#### TEXTO DE ORIGEM

Contemplação e vida contemplativa
Para Dom Thomas Keating, OCSO (1) a contemplação, "um desenvolvimento normal da graça do batismo" é "a abertura da mente e do coração – de todo o nosso ser – a Deus, o Mistério Último, para além de palavras, pensamentos e emoções". Em outro texto, o mesmo autor nos diz que a contemplação é "uma experiência da presença do Deus Trinitário como o substrato em que nosso ser se enraíza, a fonte de onde jorra continuamente a vida". Presença anterior à nossa experiência dela e que, segundo Santo Agostinho, é mais íntima de nós que nós mesmos.
Por vezes simplesmente referida como um "descanso" em Deus, um "olhar amoroso" para ele, a contemplação pressupõe um estado interior de silêncio, de abandono e apaziguamento. No livro "Espiritualidade, Contemplação e Paz" (3), o Pe. Louis Merton, OCSO (Thomas Merton)menciona cinco "elementos essenciais da contemplação mística":
- É uma intuição que, em seu nível inferior, transcende os sentidos. No nível superior, transcende o próprio intelecto.

#### MATERIAL FORNECIDO

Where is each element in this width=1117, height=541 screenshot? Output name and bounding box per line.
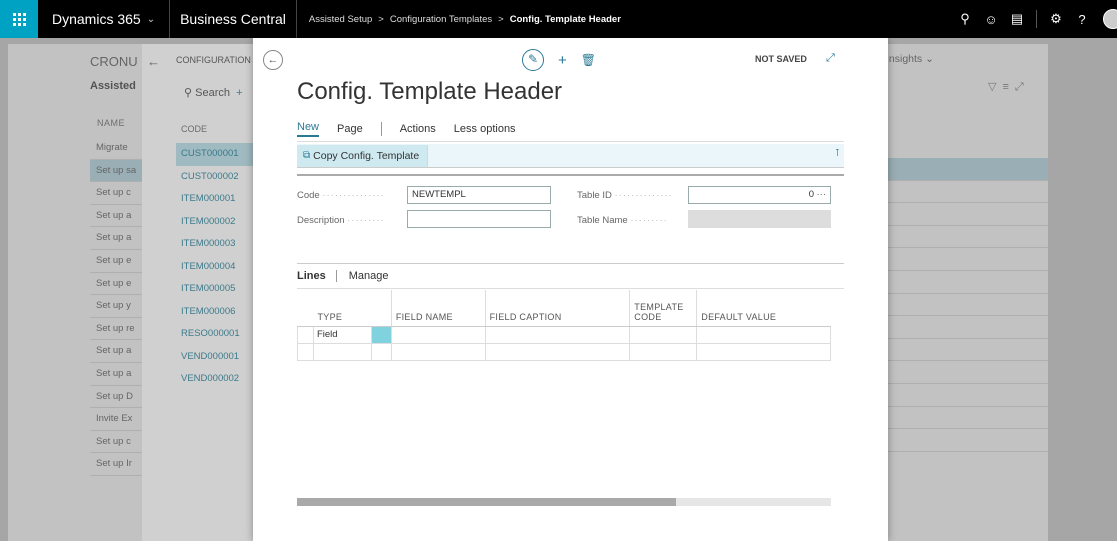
* * *
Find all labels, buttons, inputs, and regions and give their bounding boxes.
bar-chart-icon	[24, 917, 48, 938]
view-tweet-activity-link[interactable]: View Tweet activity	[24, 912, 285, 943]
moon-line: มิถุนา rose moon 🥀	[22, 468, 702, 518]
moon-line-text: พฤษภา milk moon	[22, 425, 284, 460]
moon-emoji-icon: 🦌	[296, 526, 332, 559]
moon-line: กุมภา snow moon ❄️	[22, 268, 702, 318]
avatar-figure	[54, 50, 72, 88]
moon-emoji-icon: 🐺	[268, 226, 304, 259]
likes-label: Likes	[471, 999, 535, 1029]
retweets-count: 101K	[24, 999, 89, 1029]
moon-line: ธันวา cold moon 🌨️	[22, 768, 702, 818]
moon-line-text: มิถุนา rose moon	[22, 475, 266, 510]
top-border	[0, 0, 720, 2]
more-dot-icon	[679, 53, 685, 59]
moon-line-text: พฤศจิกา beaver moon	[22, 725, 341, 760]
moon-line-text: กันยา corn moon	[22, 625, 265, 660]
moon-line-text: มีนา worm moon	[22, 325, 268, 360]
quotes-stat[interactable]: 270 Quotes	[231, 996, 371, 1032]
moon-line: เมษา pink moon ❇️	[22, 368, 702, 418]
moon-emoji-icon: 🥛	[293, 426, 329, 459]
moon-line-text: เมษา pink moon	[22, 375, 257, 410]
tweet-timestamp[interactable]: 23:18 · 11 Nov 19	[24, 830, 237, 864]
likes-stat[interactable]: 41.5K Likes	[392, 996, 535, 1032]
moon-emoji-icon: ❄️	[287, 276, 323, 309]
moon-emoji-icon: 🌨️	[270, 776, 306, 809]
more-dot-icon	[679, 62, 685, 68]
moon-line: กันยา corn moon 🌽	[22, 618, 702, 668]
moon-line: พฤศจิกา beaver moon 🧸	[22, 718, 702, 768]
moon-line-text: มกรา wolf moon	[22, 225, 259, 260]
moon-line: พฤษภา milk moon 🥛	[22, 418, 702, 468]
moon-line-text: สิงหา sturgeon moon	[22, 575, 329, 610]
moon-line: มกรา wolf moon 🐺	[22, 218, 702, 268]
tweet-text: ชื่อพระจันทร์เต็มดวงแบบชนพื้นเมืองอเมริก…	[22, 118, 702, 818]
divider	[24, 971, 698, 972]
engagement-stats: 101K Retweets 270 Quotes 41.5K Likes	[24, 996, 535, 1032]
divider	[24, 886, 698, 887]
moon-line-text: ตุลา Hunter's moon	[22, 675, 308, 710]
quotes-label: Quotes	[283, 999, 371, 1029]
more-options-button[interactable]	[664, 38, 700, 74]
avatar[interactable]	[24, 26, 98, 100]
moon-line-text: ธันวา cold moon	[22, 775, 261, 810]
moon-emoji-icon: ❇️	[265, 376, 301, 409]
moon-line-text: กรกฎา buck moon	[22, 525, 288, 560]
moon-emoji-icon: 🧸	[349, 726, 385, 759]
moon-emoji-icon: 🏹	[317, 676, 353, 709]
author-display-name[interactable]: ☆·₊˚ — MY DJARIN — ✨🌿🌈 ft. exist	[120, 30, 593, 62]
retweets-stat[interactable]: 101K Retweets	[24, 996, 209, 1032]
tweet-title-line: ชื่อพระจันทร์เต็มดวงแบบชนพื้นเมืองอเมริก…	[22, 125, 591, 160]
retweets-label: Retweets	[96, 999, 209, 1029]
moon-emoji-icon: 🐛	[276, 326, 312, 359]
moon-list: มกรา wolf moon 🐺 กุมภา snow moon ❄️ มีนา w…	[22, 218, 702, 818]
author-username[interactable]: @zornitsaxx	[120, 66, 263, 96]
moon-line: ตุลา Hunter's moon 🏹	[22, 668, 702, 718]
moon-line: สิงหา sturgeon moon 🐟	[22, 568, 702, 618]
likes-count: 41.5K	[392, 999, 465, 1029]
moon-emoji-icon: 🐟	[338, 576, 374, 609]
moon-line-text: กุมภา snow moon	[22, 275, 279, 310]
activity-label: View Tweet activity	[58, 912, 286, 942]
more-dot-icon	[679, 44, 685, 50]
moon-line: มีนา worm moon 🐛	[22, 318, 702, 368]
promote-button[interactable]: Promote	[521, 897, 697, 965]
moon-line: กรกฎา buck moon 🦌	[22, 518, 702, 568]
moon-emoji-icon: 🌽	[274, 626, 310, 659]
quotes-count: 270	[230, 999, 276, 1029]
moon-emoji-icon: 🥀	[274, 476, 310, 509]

#### O QUE SE PEDE
Prossiga com o texto sobre a contemplação a partir do ponto em que ele termina. O material não tem relação com o texto sobre a contemplação.

#### RESULTADO DO EXERCÍCIO
- Daí ser ela caracterizada por uma espécie de luz-nas-trevas, de conhecimento no "desconhecimento".
- Nesse contato com Deus, na obscuridade, deve haver certa afinidade amorosa de ambas as partes. Do lado do homem, deve haver desapego das coisas sensíveis, (...) um esforço generoso de renúncia ascética de si mesmo.
- A contemplação é obra do amor, e o contemplativo prova que ama deixando todas as coisas, mesmo as espirituais, para ir a Deus no nada, no desprendimento e na "noite". Mas o fator decisivo na contemplação é a livre e imprevisível ação de Deus.
- Esse conhecimento de Deus no "desconhecimento" não é intelectual, nem mesmo, no sentido estrito, afetivo. (...) É um trabalho de união interior e de identificação na caridade divina.
Ao longo da história o conceito de vida contemplativa tem sido, freqüentemente, assimilado (com certa razão) ao de vida de oração. Por ser a forma de vida monástica aquela que oferece mais oportunidades para a prática regular e intensa da oração, tornou-se comum considerar a vida contemplativa como um privilégio exclusivo dos religiosos das ordens de clausura. Felizmente, superado este engano, é possível hoje estender a todos os cristãos, sejam religiosos, sejam leigos, o convite à vida contemplativa.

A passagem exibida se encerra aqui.